Boris Johnson earlier today defended Abbott as “a guy who was elected by the people of the great liberal democratic nation of Australia”.
Asked about Abbott’s controversial views, Johnson said: “Obviously don’t agree with those sentiments at all.”
But he added: “I don’t agree with everyone who serves the government in an unpaid capacity on hundreds of boards across the country.”
While serving on the frontline of Australian politics, Abbott opposed same-sex marriage as “political correctness” and said he was “a bit threatened” by gay people.
In 2011 Abbott, the then opposition leader, appeared on stage in front of a sign that called prime minister Julia Gillard a “bitch”.
And in a 2017 speech, also in London, Abbott said climate change was “probably doing good” and policies designed to tackle it were like “primitive people once killing goats to appease the volcano gods”.
Trade secretary Liz Truss will head up the Board of Trade as president, while Tory Brexiteer MP Marcus Fysh will take up the role of deputy.
Truss said: “The new Board of Trade will play an important role in helping Britain make the case for free and fair trade across the UK and around the world.
“At a time of increased protectionism and global insecurity, it’s vital that the UK is a strong voice for open markets and that we play a meaningful role in reshaping global trading rules alongside like-minded countries.
“The new Board will help us do that, bringing together a diverse group of people who share Britain’s belief in free enterprise, democracy, and high standards and rules-based trade.”

★ ★ ★ ★ ★ ★ ★

:: Things to do ::
1 > Reproduce the part of the Board of Trade text between "In 2011 Abbott, the" and "around the world.", inclusive.
2 > Decide whether each statement below agrees with the Board of Trade text. Answer yes or no for each, and quote the words from the text that settle it.
(a) Johnson said he agreed with Abbott's sentiments.
(b) Marcus Fysh will serve as deputy on the Board of Trade.
(c) Abbott gave his 2017 speech on climate change in London.

★ ★ ★ ★ ★ ★ ★

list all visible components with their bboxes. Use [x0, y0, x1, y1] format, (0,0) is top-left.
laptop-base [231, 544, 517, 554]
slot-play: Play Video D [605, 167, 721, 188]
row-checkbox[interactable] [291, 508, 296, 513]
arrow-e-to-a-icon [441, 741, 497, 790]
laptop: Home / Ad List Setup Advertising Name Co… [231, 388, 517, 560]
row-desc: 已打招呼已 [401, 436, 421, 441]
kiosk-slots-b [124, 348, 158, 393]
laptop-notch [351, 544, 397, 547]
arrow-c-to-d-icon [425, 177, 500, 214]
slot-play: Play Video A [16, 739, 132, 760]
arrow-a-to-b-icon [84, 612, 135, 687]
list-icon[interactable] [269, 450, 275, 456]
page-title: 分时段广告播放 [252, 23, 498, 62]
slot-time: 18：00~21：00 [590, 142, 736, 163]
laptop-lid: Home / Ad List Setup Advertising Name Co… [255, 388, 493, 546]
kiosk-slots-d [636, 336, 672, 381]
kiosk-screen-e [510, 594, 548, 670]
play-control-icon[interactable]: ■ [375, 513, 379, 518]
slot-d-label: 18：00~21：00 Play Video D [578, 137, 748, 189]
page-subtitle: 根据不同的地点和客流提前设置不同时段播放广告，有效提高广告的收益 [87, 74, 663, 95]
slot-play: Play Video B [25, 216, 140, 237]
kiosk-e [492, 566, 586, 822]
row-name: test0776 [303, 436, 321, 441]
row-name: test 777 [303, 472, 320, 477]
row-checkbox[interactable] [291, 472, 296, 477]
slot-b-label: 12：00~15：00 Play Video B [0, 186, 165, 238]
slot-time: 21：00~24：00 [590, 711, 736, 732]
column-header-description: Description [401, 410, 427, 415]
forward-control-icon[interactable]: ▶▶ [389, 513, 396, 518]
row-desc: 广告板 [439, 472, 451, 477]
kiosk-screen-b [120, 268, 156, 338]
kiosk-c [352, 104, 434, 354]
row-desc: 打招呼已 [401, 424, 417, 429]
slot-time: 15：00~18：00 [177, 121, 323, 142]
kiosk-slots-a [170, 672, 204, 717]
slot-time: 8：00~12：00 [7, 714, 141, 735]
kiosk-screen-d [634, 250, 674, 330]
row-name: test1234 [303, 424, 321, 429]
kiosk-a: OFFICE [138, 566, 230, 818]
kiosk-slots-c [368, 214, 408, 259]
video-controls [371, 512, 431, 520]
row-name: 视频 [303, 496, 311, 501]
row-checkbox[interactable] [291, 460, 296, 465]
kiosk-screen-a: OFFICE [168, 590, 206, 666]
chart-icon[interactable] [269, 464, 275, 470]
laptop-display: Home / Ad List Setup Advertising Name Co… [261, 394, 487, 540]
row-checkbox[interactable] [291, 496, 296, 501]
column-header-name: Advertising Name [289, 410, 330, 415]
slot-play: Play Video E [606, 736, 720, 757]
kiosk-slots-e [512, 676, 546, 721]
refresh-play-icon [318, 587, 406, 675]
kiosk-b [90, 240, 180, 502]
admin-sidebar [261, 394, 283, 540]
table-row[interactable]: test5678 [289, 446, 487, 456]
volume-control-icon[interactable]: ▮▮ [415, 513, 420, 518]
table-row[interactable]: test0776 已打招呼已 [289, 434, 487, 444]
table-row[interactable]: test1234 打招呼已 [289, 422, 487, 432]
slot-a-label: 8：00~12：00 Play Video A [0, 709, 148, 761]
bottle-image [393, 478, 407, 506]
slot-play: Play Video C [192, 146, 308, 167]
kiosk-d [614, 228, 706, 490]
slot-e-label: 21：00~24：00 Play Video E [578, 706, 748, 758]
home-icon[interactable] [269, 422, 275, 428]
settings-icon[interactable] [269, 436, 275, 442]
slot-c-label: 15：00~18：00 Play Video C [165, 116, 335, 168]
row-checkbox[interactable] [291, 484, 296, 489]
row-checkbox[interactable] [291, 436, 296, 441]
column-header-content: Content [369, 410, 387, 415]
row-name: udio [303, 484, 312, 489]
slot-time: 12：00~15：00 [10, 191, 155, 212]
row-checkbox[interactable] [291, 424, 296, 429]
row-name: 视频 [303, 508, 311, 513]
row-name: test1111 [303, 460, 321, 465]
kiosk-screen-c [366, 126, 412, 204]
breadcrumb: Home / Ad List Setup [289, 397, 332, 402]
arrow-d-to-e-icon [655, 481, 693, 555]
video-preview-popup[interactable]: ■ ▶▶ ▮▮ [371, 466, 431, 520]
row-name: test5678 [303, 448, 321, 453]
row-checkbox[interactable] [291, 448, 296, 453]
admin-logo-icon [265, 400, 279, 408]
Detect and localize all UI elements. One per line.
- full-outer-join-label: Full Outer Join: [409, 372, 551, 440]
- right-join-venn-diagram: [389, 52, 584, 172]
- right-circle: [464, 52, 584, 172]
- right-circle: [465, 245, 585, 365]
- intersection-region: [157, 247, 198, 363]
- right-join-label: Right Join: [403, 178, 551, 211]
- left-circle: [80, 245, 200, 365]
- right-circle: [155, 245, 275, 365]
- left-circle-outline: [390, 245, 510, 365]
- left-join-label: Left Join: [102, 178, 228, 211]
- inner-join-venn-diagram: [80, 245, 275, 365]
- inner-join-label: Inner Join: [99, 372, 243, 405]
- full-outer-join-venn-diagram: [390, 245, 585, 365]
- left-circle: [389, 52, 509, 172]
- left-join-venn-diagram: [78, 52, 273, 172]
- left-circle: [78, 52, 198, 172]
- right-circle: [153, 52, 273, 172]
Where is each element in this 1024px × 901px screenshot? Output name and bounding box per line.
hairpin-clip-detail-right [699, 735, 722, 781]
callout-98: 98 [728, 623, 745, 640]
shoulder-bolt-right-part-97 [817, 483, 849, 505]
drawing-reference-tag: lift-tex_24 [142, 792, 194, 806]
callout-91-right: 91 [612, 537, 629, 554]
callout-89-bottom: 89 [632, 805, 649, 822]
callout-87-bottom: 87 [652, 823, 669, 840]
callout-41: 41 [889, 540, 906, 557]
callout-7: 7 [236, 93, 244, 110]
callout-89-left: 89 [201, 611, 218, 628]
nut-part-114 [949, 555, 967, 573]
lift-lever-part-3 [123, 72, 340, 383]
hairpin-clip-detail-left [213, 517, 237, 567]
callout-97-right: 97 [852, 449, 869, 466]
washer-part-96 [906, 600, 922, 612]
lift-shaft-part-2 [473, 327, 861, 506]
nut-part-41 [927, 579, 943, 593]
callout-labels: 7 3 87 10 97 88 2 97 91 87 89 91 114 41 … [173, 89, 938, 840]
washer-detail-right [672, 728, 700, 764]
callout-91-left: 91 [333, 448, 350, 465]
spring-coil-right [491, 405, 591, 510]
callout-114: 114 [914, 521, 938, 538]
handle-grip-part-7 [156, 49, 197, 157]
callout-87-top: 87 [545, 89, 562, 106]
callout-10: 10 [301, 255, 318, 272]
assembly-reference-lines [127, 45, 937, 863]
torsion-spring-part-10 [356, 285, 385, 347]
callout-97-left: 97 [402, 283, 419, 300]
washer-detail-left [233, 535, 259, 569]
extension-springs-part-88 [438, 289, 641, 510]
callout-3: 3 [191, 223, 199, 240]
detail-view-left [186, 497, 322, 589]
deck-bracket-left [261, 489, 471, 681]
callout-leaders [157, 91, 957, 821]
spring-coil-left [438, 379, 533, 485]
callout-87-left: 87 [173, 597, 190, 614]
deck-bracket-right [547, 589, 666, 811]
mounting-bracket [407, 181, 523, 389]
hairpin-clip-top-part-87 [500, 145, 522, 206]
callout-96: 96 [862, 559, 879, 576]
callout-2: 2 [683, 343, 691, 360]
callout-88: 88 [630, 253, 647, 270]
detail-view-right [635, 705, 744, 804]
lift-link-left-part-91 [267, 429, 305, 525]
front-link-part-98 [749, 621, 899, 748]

★ ★ ★ ★ ★ ★ ★

:: Replies ::
1 >
In 2011 Abbott, the then opposition leader, appeared on stage in front of a sign that called prime minister Julia Gillard a “bitch”.
And in a 2017 speech, also in London, Abbott said climate change was “probably doing good” and policies designed to tackle it were like “primitive people once killing goats to appease the volcano gods”.
Trade secretary Liz Truss will head up the Board of Trade as president, while Tory Brexiteer MP Marcus Fysh will take up the role of deputy.
Truss said: “The new Board of Trade will play an important role in helping Britain make the case for free and fair trade across the UK and around the world.

2 >
(a) No: "Obviously don’t agree with those sentiments at all."
(b) Yes: "Tory Brexiteer MP Marcus Fysh will take up the role of deputy."
(c) Yes: "And in a 2017 speech, also in London"